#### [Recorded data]
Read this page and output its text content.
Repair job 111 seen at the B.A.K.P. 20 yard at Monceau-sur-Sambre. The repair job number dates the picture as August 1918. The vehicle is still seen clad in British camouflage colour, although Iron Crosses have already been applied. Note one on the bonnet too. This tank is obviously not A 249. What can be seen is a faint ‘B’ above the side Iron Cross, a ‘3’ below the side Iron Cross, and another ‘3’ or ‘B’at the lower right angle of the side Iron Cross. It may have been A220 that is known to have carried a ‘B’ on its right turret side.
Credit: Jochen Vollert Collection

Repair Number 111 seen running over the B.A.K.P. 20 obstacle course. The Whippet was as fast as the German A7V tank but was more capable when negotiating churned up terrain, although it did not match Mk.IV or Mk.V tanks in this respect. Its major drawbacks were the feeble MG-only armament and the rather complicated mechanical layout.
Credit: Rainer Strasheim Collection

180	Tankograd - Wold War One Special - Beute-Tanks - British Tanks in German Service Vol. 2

#### [SHORT PROBLEM]
Reproduce each entry exactly, leaving out nothing.

#### [TASK SOLUTION]
Read this page and output its text content.
Repair job 111 seen at the B.A.K.P. 20 yard at Monceau-sur-Sambre. The repair job number dates the picture as August 1918. The vehicle is still seen clad in British camouflage colour, although Iron Crosses have already been applied. Note one on the bonnet too. This tank is obviously not A 249. What can be seen is a faint ‘B’ above the side Iron Cross, a ‘3’ below the side Iron Cross, and another ‘3’ or ‘B’at the lower right angle of the side Iron Cross. It may have been A220 that is known to have carried a ‘B’ on its right turret side.
Credit: Jochen Vollert Collection

Repair Number 111 seen running over the B.A.K.P. 20 obstacle course. The Whippet was as fast as the German A7V tank but was more capable when negotiating churned up terrain, although it did not match Mk.IV or Mk.V tanks in this respect. Its major drawbacks were the feeble MG-only armament and the rather complicated mechanical layout.
Credit: Rainer Strasheim Collection

180	Tankograd - Wold War One Special - Beute-Tanks - British Tanks in German Service Vol. 2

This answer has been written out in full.